Select the lines below containing the word "Hydriai".
- - - -
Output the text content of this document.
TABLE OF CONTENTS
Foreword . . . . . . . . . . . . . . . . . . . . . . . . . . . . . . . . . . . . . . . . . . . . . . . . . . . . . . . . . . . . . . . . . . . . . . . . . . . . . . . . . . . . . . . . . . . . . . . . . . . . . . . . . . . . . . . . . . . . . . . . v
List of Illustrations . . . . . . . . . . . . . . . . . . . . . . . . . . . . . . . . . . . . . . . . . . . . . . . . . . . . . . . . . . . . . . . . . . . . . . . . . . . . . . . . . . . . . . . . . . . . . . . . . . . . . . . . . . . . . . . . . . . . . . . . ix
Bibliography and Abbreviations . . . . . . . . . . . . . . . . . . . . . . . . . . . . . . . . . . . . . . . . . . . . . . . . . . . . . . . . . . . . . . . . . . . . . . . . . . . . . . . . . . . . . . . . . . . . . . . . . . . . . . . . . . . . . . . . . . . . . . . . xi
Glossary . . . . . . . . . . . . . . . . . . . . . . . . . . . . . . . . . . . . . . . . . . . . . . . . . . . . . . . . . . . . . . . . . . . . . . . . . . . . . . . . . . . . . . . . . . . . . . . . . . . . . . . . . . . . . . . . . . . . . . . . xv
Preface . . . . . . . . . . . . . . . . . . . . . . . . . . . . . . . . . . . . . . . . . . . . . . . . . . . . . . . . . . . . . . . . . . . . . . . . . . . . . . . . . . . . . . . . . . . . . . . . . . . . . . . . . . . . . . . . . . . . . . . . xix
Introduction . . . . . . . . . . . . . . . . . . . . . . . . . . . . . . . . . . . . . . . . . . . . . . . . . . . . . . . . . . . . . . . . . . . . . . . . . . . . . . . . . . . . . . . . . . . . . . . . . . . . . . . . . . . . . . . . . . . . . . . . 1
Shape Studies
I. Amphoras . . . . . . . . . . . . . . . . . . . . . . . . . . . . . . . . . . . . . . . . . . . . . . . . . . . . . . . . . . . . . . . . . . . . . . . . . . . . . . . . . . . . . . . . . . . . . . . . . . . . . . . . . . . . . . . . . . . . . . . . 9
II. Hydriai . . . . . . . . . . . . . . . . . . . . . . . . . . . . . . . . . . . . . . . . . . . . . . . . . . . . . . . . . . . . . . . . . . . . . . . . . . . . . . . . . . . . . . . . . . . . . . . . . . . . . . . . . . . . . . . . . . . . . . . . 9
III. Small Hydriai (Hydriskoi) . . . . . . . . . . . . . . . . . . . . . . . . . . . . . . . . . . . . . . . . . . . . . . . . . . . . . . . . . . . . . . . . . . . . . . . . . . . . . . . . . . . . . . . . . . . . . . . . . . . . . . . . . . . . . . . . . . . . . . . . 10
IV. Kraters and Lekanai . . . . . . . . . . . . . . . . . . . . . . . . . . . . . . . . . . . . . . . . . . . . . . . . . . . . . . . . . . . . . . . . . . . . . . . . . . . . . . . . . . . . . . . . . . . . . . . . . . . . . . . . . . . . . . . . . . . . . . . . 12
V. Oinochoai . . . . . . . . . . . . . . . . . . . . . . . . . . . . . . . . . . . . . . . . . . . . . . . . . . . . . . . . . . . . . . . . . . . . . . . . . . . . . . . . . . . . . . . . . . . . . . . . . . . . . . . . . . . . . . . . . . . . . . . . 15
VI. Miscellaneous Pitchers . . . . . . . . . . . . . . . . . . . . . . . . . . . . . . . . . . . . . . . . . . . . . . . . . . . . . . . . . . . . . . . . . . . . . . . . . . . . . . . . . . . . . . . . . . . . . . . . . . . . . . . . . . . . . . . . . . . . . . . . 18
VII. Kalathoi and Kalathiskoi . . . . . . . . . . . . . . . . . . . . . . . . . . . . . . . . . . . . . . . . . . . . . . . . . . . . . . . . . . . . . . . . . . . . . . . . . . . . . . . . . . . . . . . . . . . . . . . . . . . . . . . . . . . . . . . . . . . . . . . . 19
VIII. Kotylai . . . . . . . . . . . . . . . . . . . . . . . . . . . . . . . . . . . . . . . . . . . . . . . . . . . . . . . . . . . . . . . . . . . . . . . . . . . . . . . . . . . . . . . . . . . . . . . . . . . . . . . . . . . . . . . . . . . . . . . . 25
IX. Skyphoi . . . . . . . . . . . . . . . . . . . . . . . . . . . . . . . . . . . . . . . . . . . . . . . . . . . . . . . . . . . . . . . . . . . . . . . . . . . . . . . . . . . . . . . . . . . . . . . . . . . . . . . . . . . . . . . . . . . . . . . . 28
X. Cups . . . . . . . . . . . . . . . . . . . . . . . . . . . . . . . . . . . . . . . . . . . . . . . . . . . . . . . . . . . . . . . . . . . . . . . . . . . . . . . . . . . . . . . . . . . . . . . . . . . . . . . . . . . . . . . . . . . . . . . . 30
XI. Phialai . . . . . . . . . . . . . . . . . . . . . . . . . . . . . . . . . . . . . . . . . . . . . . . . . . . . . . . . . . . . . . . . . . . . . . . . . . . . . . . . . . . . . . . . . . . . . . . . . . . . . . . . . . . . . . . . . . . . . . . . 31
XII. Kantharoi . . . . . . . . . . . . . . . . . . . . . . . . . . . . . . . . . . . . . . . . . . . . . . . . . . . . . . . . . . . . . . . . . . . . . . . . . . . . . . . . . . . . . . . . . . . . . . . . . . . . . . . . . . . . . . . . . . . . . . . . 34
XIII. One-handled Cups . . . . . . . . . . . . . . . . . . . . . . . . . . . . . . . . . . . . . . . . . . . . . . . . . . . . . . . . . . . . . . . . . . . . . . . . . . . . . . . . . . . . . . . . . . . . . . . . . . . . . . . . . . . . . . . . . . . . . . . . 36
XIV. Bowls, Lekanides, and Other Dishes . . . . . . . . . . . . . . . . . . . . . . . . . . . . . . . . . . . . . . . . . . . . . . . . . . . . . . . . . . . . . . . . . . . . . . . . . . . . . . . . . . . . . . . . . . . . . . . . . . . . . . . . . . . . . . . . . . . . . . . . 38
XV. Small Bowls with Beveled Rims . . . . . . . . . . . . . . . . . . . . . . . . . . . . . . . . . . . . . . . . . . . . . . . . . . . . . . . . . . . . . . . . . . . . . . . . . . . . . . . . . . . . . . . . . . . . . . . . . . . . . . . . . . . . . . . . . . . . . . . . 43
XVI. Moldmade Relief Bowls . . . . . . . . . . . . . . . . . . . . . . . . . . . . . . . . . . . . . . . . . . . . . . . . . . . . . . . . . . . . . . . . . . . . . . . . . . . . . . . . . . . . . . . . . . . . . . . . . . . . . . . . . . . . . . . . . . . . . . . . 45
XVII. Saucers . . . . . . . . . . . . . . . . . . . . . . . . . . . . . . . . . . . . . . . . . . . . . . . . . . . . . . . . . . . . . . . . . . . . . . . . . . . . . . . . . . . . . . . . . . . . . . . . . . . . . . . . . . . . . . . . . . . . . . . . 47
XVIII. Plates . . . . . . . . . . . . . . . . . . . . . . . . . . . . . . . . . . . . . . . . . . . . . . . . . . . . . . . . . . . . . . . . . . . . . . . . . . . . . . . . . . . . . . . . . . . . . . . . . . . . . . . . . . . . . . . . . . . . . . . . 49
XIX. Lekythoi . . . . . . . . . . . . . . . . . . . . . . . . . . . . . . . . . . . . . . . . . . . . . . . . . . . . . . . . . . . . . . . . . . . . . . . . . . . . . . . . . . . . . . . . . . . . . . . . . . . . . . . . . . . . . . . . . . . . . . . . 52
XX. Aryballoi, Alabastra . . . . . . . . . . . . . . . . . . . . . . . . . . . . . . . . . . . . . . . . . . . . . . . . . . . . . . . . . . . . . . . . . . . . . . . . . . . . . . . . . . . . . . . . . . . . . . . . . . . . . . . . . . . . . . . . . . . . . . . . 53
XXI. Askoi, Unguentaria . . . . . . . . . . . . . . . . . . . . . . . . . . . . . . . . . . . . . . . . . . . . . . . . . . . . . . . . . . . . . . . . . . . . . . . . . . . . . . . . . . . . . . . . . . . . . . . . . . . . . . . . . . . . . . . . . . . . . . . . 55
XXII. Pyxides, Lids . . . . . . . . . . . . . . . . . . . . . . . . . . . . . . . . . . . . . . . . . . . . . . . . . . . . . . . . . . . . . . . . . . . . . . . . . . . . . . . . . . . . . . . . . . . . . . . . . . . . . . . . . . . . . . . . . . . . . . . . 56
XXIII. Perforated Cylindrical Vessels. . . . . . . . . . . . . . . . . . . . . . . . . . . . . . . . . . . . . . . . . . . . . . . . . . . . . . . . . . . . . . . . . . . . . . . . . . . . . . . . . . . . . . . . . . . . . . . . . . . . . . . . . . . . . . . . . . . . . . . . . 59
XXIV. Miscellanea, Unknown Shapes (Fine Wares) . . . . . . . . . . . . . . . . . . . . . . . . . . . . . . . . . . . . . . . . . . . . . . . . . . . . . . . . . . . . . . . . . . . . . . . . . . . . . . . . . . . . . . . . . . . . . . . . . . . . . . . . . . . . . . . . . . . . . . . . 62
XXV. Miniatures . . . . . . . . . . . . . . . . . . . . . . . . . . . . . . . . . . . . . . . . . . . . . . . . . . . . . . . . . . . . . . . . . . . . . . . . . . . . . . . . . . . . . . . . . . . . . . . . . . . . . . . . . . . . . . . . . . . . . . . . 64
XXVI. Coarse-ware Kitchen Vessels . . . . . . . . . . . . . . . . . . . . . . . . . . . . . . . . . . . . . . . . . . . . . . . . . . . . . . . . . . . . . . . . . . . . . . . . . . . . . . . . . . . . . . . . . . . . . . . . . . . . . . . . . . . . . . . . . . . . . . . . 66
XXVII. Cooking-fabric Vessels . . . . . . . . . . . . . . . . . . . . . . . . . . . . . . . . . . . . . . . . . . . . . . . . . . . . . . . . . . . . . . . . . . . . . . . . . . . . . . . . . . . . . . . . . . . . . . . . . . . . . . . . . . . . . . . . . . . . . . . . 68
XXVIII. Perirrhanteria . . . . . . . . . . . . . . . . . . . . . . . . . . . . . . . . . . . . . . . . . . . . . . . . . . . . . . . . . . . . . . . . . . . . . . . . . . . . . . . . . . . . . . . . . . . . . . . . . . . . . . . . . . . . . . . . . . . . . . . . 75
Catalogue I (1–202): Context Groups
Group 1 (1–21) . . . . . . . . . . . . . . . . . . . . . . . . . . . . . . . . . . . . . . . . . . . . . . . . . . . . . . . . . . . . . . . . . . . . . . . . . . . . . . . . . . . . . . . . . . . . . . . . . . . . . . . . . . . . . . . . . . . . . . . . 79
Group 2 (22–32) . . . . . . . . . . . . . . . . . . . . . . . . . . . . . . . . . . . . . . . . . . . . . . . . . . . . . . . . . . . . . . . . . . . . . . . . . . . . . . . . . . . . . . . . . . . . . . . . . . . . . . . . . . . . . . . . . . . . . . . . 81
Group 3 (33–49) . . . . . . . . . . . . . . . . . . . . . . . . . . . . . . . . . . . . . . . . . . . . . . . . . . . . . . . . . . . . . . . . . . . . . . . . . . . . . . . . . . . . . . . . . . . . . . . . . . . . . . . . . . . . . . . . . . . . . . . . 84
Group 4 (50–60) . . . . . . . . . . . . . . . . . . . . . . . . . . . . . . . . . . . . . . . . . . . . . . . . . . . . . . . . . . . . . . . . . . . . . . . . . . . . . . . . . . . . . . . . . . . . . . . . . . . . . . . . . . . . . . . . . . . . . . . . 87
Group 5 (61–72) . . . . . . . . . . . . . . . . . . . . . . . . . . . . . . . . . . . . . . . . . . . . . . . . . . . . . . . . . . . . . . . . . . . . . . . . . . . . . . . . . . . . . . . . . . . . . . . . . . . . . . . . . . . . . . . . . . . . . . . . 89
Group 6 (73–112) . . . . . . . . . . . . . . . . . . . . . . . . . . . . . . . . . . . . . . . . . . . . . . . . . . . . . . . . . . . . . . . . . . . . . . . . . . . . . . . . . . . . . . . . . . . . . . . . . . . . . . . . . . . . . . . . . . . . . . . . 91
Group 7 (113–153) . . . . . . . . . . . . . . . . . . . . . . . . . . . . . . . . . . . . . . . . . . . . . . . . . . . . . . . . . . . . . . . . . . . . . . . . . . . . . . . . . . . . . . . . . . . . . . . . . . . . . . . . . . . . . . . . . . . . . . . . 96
- - - -
# RESULT OF THIS EXERCISE
II. Hydriai . . . . . . . . . . . . . . . . . . . . . . . . . . . . . . . . . . . . . . . . . . . . . . . . . . . . . . . . . . . . . . . . . . . . . . . . . . . . . . . . . . . . . . . . . . . . . . . . . . . . . . . . . . . . . . . . . . . . . . . . 9
III. Small Hydriai (Hydriskoi) . . . . . . . . . . . . . . . . . . . . . . . . . . . . . . . . . . . . . . . . . . . . . . . . . . . . . . . . . . . . . . . . . . . . . . . . . . . . . . . . . . . . . . . . . . . . . . . . . . . . . . . . . . . . . . . . . . . . . . . . 10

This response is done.